Write out each line word for word. Drop pictures.

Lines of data
* * * * * * *
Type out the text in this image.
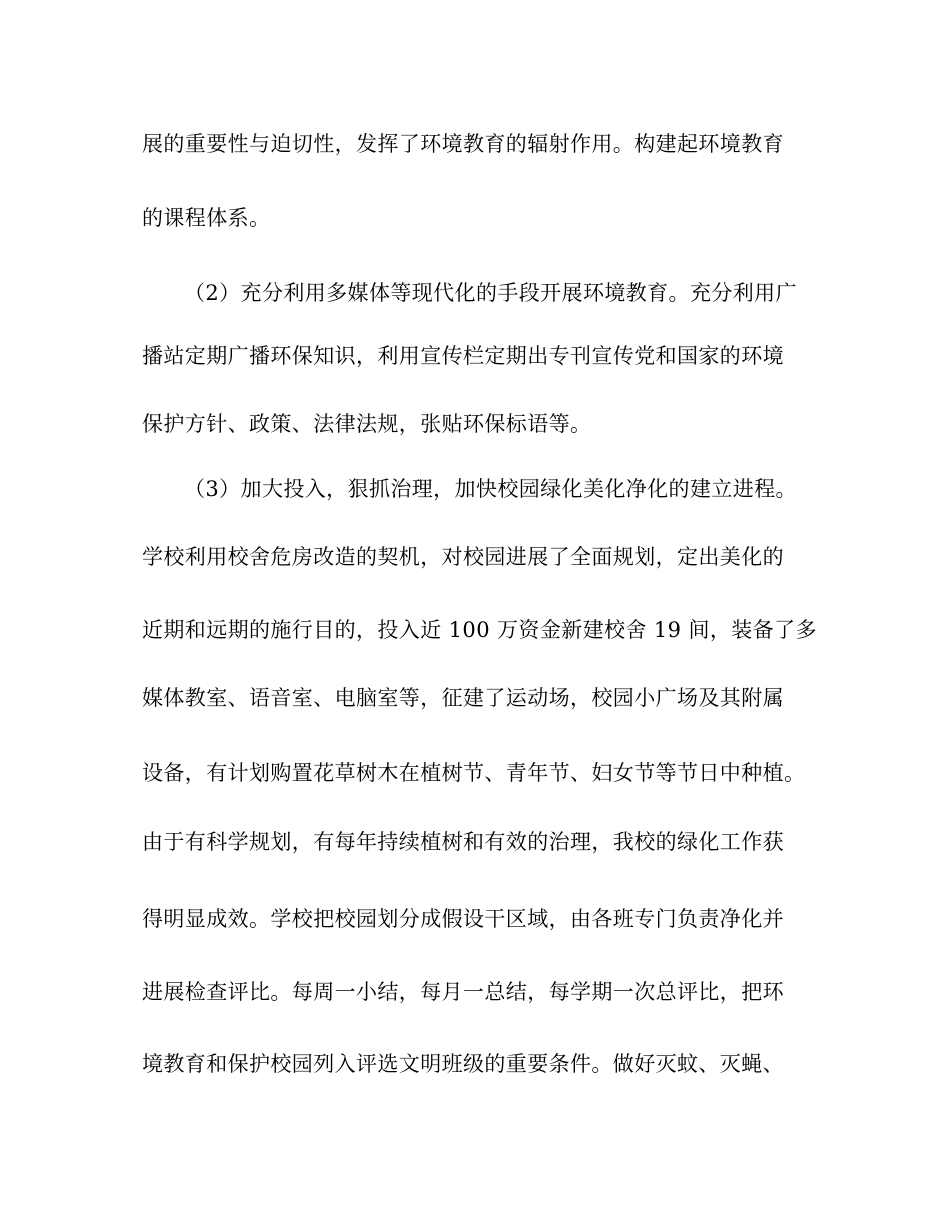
展的重要性与迫切性，发挥了环境教育的辐射作用。构建起环境教育
的课程体系。
（2）充分利用多媒体等现代化的手段开展环境教育。充分利用广
播站定期广播环保知识，利用宣传栏定期出专刊宣传党和国家的环境
保护方针、政策、法律法规，张贴环保标语等。
（3）加大投入，狠抓治理，加快校园绿化美化净化的建立进程。
学校利用校舍危房改造的契机，对校园进展了全面规划，定出美化的
近期和远期的施行目的，投入近 100 万资金新建校舍 19 间，装备了多
媒体教室、语音室、电脑室等，征建了运动场，校园小广场及其附属
设备，有计划购置花草树木在植树节、青年节、妇女节等节日中种植。
由于有科学规划，有每年持续植树和有效的治理，我校的绿化工作获
得明显成效。学校把校园划分成假设干区域，由各班专门负责净化并
进展检查评比。每周一小结，每月一总结，每学期一次总评比，把环
境教育和保护校园列入评选文明班级的重要条件。做好灭蚊、灭蝇、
* * * * * * *
Expected answer:
Type out the text in this image.
展的重要性与迫切性，发挥了环境教育的辐射作用。构建起环境教育
的课程体系。
（2）充分利用多媒体等现代化的手段开展环境教育。充分利用广
播站定期广播环保知识，利用宣传栏定期出专刊宣传党和国家的环境
保护方针、政策、法律法规，张贴环保标语等。
（3）加大投入，狠抓治理，加快校园绿化美化净化的建立进程。
学校利用校舍危房改造的契机，对校园进展了全面规划，定出美化的
近期和远期的施行目的，投入近 100 万资金新建校舍 19 间，装备了多
媒体教室、语音室、电脑室等，征建了运动场，校园小广场及其附属
设备，有计划购置花草树木在植树节、青年节、妇女节等节日中种植。
由于有科学规划，有每年持续植树和有效的治理，我校的绿化工作获
得明显成效。学校把校园划分成假设干区域，由各班专门负责净化并
进展检查评比。每周一小结，每月一总结，每学期一次总评比，把环
境教育和保护校园列入评选文明班级的重要条件。做好灭蚊、灭蝇、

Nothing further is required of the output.